**Aim**
Quote every line below exactly and skip any picture.
# start of Data entries
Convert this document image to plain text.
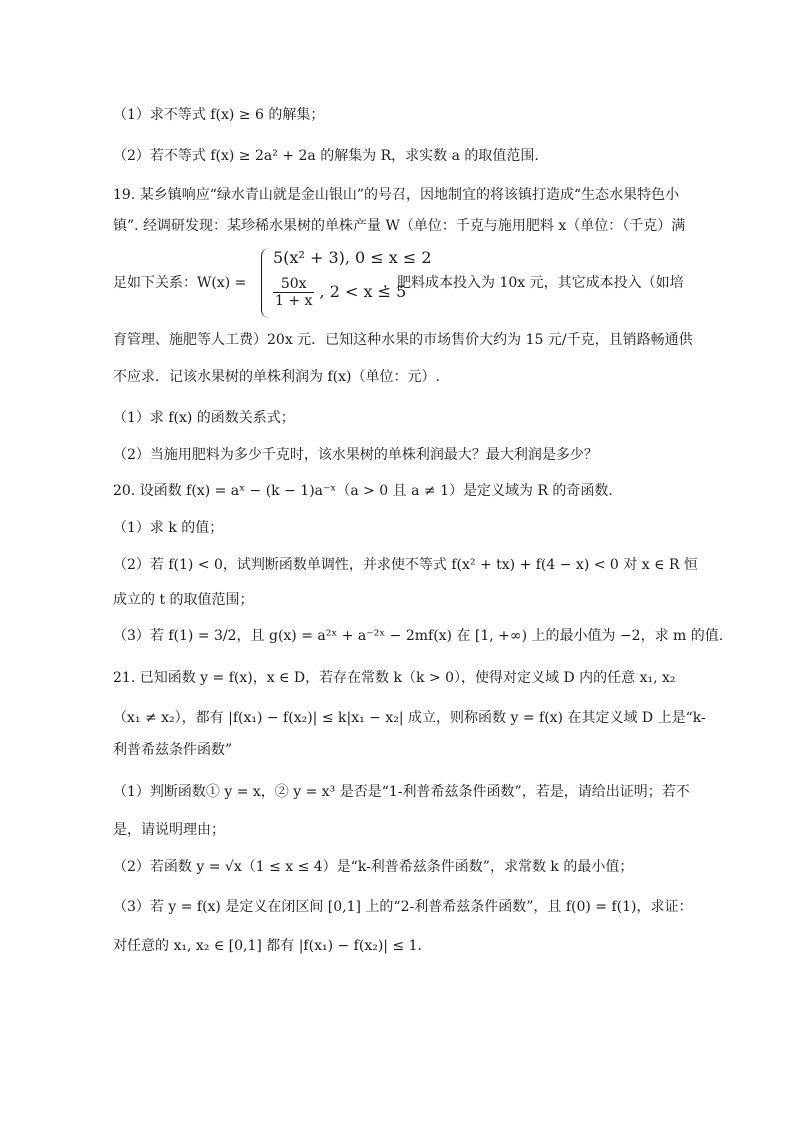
（1）求不等式 f(x) ≥ 6 的解集；
（2）若不等式 f(x) ≥ 2a² + 2a 的解集为 R，求实数 a 的取值范围.
19. 某乡镇响应“绿水青山就是金山银山”的号召，因地制宜的将该镇打造成“生态水果特色小
镇”. 经调研发现：某珍稀水果树的单株产量 W（单位：千克与施用肥料 x（单位：（千克）满
足如下关系：W(x) =
5(x² + 3), 0 ≤ x ≤ 2
$\frac{50x}{1 + x}$ , 2 < x ≤ 5
，肥料成本投入为 10x 元，其它成本投入（如培
育管理、施肥等人工费）20x 元．已知这种水果的市场售价大约为 15 元/千克，且销路畅通供
不应求．记该水果树的单株利润为 f(x)（单位：元）.
（1）求 f(x) 的函数关系式；
（2）当施用肥料为多少千克时，该水果树的单株利润最大？最大利润是多少？
20. 设函数 f(x) = aˣ − (k − 1)a⁻ˣ（a > 0 且 a ≠ 1）是定义域为 R 的奇函数.
（1）求 k 的值；
（2）若 f(1) < 0，试判断函数单调性，并求使不等式 f(x² + tx) + f(4 − x) < 0 对 x ∈ R 恒
成立的 t 的取值范围；
（3）若 f(1) = 3/2，且 g(x) = a²ˣ + a⁻²ˣ − 2mf(x) 在 [1, +∞) 上的最小值为 −2，求 m 的值.
21. 已知函数 y = f(x)，x ∈ D，若存在常数 k（k > 0），使得对定义域 D 内的任意 x₁, x₂
（x₁ ≠ x₂），都有 |f(x₁) − f(x₂)| ≤ k|x₁ − x₂| 成立，则称函数 y = f(x) 在其定义域 D 上是“k-
利普希兹条件函数”
（1）判断函数① y = x，② y = x³ 是否是“1-利普希兹条件函数”，若是，请给出证明；若不
是，请说明理由；
（2）若函数 y = √x（1 ≤ x ≤ 4）是“k-利普希兹条件函数”，求常数 k 的最小值；
（3）若 y = f(x) 是定义在闭区间 [0,1] 上的“2-利普希兹条件函数”，且 f(0) = f(1)，求证：
对任意的 x₁, x₂ ∈ [0,1] 都有 |f(x₁) − f(x₂)| ≤ 1.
# end of Data entries
**Solution**
Convert this document image to plain text.
（1）求不等式 f(x) ≥ 6 的解集；
（2）若不等式 f(x) ≥ 2a² + 2a 的解集为 R，求实数 a 的取值范围.
19. 某乡镇响应“绿水青山就是金山银山”的号召，因地制宜的将该镇打造成“生态水果特色小
镇”. 经调研发现：某珍稀水果树的单株产量 W（单位：千克与施用肥料 x（单位：（千克）满
足如下关系：W(x) =
5(x² + 3), 0 ≤ x ≤ 2
$\frac{50x}{1 + x}$ , 2 < x ≤ 5
，肥料成本投入为 10x 元，其它成本投入（如培
育管理、施肥等人工费）20x 元．已知这种水果的市场售价大约为 15 元/千克，且销路畅通供
不应求．记该水果树的单株利润为 f(x)（单位：元）.
（1）求 f(x) 的函数关系式；
（2）当施用肥料为多少千克时，该水果树的单株利润最大？最大利润是多少？
20. 设函数 f(x) = aˣ − (k − 1)a⁻ˣ（a > 0 且 a ≠ 1）是定义域为 R 的奇函数.
（1）求 k 的值；
（2）若 f(1) < 0，试判断函数单调性，并求使不等式 f(x² + tx) + f(4 − x) < 0 对 x ∈ R 恒
成立的 t 的取值范围；
（3）若 f(1) = 3/2，且 g(x) = a²ˣ + a⁻²ˣ − 2mf(x) 在 [1, +∞) 上的最小值为 −2，求 m 的值.
21. 已知函数 y = f(x)，x ∈ D，若存在常数 k（k > 0），使得对定义域 D 内的任意 x₁, x₂
（x₁ ≠ x₂），都有 |f(x₁) − f(x₂)| ≤ k|x₁ − x₂| 成立，则称函数 y = f(x) 在其定义域 D 上是“k-
利普希兹条件函数”
（1）判断函数① y = x，② y = x³ 是否是“1-利普希兹条件函数”，若是，请给出证明；若不
是，请说明理由；
（2）若函数 y = √x（1 ≤ x ≤ 4）是“k-利普希兹条件函数”，求常数 k 的最小值；
（3）若 y = f(x) 是定义在闭区间 [0,1] 上的“2-利普希兹条件函数”，且 f(0) = f(1)，求证：
对任意的 x₁, x₂ ∈ [0,1] 都有 |f(x₁) − f(x₂)| ≤ 1.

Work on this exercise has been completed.